# Know any blonde YouTubers with good makeup tutorials?



## Austrian_Babe (Nov 7, 2008)

Sorry if this is the wrong forum for this question, I wasn´t sure.
Sooo you´ll probably ask yourself why I asked this question. I´m very unoriginal with my makeup (at least I think so), and if someone has a similar hair color, skin color, eye color etc it´ll be much easier for me to just copy what they do and have a better chance of it actually looking good on me. I like how a lot of girls with darker complexions can pull off bright or dark colors, but I often feel like it´d look too clown-ish on me since I`m a rather pale, blue eyed blonde.

The only YouTubers I can think of right now is AllThatGlitters21 and SarahVictor.
Can you guys think of anyone else that falls into that category?


----------



## QueenEmB (Nov 7, 2008)

xsparkage -well she has red hair right now but she's had blonde in the past.


----------



## lafemmenoir (Nov 7, 2008)

Hiya,
The one's I fancy are a bit more extreme, but you can always tame the looks to somewhat neutral.  monroemisfit, xxsgtigress, beckaofsweden, danikeen and if I think of another, I shall return


----------



## aleksis210 (Nov 7, 2008)

I second monroemisfit, she's gorg!


----------



## User93 (Nov 7, 2008)

^^^ aleksis is blonde and makes vids too!


----------



## Austrian_Babe (Nov 7, 2008)

Quote:

   Originally Posted by *aleksis210* 

 
_I second monroemisfit, she's gorg!_

 
oh i totally forgot about her. I wished she´d do more tuts, I love how she pulls off dramatic looks


----------



## user79 (Nov 7, 2008)

It's odd, I watch tutorials from people with all skin colors and all hair colors, I always get inspired by people's makeup. I don't think it really matters if the person looks exactly like oneself?

Check out my channel, if you get a chance.


----------



## statusmode (Nov 7, 2008)

monroemisfitmakeup is amazing!


----------



## Dreamergirl3 (Nov 8, 2008)

nireyna has amazing tuts!
YouTube - Nireyna's Channel


----------



## xxsgtigressxx (Nov 8, 2008)

Watch some of mine! <3  I have really extreme looks, but i also have some really beautiful ones too! ...i dont mean to toot my own horn tho, mehh                 and I love monroemisfit  shes my FAVE by far. and she's so nice too.


----------



## Austrian_Babe (Nov 8, 2008)

Quote:

   Originally Posted by *MissChievous* 

 
_It's odd, I watch tutorials from people with all skin colors and all hair colors, I always get inspired by people's makeup. I don't think it really matters if the person looks exactly like oneself?

Check out my channel, if you get a chance. 
	

	
	
		
		

		
		
	


	


_

 
I´m a subscriber and fan already hehe. 
I also watch tuts from people with different skin and hair colors, and sometimes I´ll try to recreate what they do, but quite a lot of times I feel like I couldn´t pull it off the way they do. So it´s not like I´m limiting myself or anything. But when I see someone with my coloring doing a certain look I don´t have to try and see if it looks good on myself too, I kinda know it will if that makes sense.

I guess I´m not really looking for inspiration that much cause I don´t see myself as a very creative person, it´s easier for me to be a copycat lol


----------



## Austrian_Babe (Nov 8, 2008)

# Problem details
Carry on the forum thread about blonde YouTubers with makeup tutorials, writing what comes after its last line.

(Element box records)
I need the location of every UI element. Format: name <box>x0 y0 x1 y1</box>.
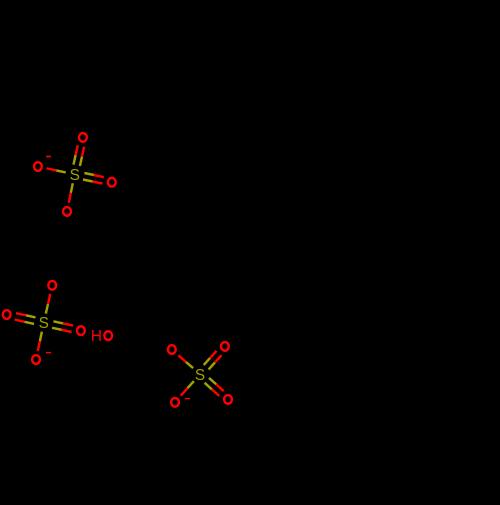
svg-text:S: S <box>70 167 80 184</box>
svg-text:S: S <box>39 315 49 332</box>
svg-text:H: H <box>91 328 102 345</box>
svg-text:S: S <box>195 367 205 384</box>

# Result of the task
Quote:

   Originally Posted by *xxsgtigressxx* 

 
_Watch some of mine! <3  I have really extreme looks, but i also have some really beautiful ones too! ...i dont mean to toot my own horn tho, mehh                 and I love monroemisfit  shes my FAVE by far. and she's so nice too._

 
what can I say..I´m a subscriber to yours too. I really should have looked through my subscriptions before I said I don´t know any people with my coloring that do vids.


----------



## user79 (Nov 8, 2008)

Quote:

   Originally Posted by *Austrian_Babe* 

 
_I´m a subscriber and fan already hehe. 
I also watch tuts from people with different skin and hair colors, and sometimes I´ll try to recreate what they do, but quite a lot of times I feel like I couldn´t pull it off the way they do. So it´s not like I´m limiting myself or anything. But when I see someone with my coloring doing a certain look I don´t have to try and see if it looks good on myself too, I kinda know it will if that makes sense.

I guess I´m not really looking for inspiration that much cause I don´t see myself as a very creative person, it´s easier for me to be a copycat lol_

 
True, that makes sense. 
	

	
	
		
		

		
		
	


	




Although, I can imagine you could put mud on your face and still look gorgeous!


----------



## purrtykitty (Nov 8, 2008)

User TDoll on here has a YouTube channel, MakeupByTiffanyD.  Here tuts and looks are awesome!


----------



## Austrian_Babe (Nov 9, 2008)

Quote:

   Originally Posted by *purrtykitty* 

 
_User TDoll on here has a YouTube channel, MakeupByTiffanyD.  Here tuts and looks are awesome!_

 
I LOVE her! She´s one of my favorites, I have tried to copy some of her looks already.


----------



## Austrian_Babe (Nov 9, 2008)

Quote:

   Originally Posted by *MissChievous* 

 
_True, that makes sense. 
	

	
	
		
		

		
		
	


	




Although, I can imagine you could put mud on your face and still look gorgeous!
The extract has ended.